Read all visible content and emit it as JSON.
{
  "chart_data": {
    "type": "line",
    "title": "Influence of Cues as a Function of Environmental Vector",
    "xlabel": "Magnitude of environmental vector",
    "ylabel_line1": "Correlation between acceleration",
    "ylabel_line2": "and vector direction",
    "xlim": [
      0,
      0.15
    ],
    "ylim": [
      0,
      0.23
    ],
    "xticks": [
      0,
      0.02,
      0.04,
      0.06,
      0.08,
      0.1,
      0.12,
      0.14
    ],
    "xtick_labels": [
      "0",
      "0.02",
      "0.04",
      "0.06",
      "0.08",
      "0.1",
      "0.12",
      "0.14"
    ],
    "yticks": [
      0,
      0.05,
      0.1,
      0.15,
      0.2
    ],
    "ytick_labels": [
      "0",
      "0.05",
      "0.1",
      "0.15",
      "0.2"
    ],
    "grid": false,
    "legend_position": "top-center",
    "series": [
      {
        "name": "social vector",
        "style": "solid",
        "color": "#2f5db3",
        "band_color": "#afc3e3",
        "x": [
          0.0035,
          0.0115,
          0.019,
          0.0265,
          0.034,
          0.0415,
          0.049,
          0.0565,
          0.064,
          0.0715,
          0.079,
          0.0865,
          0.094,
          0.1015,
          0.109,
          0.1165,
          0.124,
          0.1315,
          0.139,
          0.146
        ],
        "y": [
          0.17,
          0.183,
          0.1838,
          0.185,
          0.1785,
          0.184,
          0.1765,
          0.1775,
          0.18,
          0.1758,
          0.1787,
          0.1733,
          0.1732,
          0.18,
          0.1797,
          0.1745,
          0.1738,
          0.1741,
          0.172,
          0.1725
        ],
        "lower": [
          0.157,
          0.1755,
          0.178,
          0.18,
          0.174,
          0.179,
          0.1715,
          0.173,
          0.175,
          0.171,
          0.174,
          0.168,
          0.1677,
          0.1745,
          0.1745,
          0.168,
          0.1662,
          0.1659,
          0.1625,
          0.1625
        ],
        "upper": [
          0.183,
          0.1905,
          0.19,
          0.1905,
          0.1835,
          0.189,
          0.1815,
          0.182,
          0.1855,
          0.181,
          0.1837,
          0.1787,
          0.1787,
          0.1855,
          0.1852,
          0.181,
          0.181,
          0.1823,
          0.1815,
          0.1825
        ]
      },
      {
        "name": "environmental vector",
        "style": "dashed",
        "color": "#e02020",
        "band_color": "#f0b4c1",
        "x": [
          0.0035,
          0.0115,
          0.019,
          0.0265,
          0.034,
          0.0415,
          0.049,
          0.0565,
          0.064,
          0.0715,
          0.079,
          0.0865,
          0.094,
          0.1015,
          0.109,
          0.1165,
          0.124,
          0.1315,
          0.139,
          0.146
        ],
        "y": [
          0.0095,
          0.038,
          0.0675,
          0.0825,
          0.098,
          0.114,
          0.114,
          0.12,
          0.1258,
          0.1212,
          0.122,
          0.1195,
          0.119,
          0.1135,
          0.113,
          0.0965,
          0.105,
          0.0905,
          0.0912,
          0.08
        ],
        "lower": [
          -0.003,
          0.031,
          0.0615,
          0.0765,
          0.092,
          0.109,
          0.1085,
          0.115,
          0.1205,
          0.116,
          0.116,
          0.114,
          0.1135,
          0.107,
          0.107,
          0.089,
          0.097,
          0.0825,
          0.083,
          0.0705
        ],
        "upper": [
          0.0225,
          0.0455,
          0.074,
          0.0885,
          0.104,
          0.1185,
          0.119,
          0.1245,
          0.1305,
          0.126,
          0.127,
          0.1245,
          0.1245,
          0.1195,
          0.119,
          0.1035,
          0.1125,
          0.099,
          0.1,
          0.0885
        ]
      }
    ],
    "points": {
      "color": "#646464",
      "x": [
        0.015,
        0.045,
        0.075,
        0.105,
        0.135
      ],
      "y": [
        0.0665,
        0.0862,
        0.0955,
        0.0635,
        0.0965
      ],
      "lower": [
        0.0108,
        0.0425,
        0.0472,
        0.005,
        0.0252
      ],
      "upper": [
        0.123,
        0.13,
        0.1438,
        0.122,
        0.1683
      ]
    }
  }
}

---

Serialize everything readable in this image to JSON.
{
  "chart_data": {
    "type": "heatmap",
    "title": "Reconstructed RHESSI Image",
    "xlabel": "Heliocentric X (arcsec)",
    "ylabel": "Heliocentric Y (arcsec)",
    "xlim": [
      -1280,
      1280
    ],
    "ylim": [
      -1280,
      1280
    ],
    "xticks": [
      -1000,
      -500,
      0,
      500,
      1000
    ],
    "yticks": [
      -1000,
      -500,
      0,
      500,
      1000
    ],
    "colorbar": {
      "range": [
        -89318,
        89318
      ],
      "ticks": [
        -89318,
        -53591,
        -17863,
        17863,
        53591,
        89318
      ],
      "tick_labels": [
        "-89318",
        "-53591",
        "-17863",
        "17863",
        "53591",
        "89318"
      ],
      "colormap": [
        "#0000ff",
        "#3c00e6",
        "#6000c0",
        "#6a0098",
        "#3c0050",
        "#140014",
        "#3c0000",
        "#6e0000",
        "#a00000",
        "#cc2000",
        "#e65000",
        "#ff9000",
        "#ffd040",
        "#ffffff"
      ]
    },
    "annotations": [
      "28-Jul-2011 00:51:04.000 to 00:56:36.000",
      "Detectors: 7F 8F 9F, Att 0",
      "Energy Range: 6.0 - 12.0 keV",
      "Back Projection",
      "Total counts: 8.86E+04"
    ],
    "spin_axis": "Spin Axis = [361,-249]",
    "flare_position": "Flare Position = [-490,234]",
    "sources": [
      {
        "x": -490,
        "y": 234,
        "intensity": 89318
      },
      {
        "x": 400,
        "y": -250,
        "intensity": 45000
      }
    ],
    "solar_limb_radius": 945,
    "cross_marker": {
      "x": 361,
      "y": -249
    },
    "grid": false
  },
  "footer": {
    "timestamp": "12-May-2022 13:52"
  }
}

## TASK GOAL
Copy out each line of the material that holds the word "Heliocentric".

## RESULT OF THE EXERCISE
    "xlabel": "Heliocentric X (arcsec)",
    "ylabel": "Heliocentric Y (arcsec)",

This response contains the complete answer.